§ Exercise goal
Write out each record below exactly as it appears, with no pictures.

§ Stored records
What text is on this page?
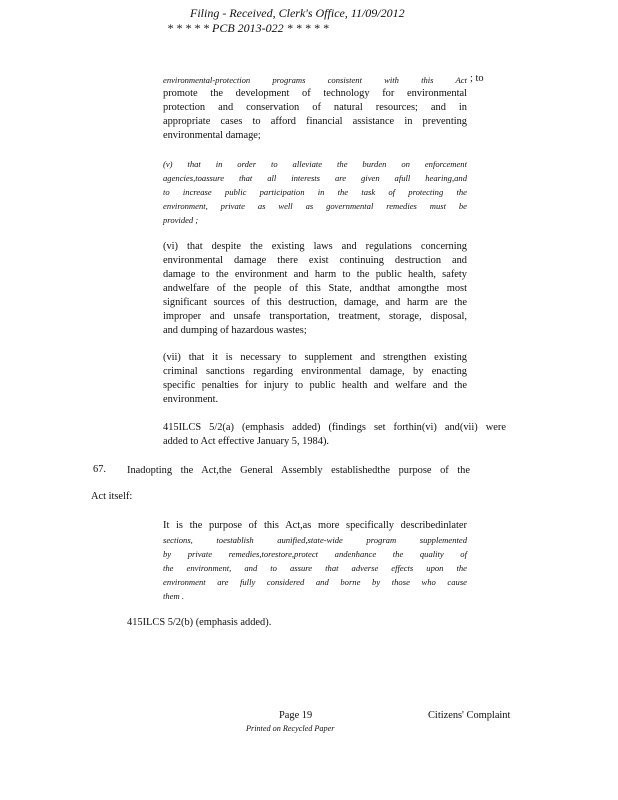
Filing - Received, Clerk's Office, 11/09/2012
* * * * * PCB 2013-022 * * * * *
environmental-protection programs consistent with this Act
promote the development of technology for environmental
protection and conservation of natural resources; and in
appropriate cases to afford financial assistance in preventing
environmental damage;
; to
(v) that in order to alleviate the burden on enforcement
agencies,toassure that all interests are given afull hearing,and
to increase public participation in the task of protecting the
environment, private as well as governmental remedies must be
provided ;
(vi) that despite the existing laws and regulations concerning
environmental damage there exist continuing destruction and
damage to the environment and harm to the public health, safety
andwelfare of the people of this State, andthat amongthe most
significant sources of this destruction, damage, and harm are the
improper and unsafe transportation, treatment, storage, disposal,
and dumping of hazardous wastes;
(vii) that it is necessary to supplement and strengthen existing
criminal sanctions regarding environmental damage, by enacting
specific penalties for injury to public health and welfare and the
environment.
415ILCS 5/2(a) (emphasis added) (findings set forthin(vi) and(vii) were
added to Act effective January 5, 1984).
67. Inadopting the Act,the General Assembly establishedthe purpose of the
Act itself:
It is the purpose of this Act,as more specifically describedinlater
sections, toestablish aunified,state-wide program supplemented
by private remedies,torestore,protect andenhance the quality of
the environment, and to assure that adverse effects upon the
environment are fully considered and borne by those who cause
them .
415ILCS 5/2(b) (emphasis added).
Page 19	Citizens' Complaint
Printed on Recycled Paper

§ Task answer
What text is on this page?
Filing - Received, Clerk's Office, 11/09/2012
* * * * * PCB 2013-022 * * * * *
environmental-protection programs consistent with this Act
promote the development of technology for environmental
protection and conservation of natural resources; and in
appropriate cases to afford financial assistance in preventing
environmental damage;
; to
(v) that in order to alleviate the burden on enforcement
agencies,toassure that all interests are given afull hearing,and
to increase public participation in the task of protecting the
environment, private as well as governmental remedies must be
provided ;
(vi) that despite the existing laws and regulations concerning
environmental damage there exist continuing destruction and
damage to the environment and harm to the public health, safety
andwelfare of the people of this State, andthat amongthe most
significant sources of this destruction, damage, and harm are the
improper and unsafe transportation, treatment, storage, disposal,
and dumping of hazardous wastes;
(vii) that it is necessary to supplement and strengthen existing
criminal sanctions regarding environmental damage, by enacting
specific penalties for injury to public health and welfare and the
environment.
415ILCS 5/2(a) (emphasis added) (findings set forthin(vi) and(vii) were
added to Act effective January 5, 1984).
67. Inadopting the Act,the General Assembly establishedthe purpose of the
Act itself:
It is the purpose of this Act,as more specifically describedinlater
sections, toestablish aunified,state-wide program supplemented
by private remedies,torestore,protect andenhance the quality of
the environment, and to assure that adverse effects upon the
environment are fully considered and borne by those who cause
them .
415ILCS 5/2(b) (emphasis added).
Page 19	Citizens' Complaint
Printed on Recycled Paper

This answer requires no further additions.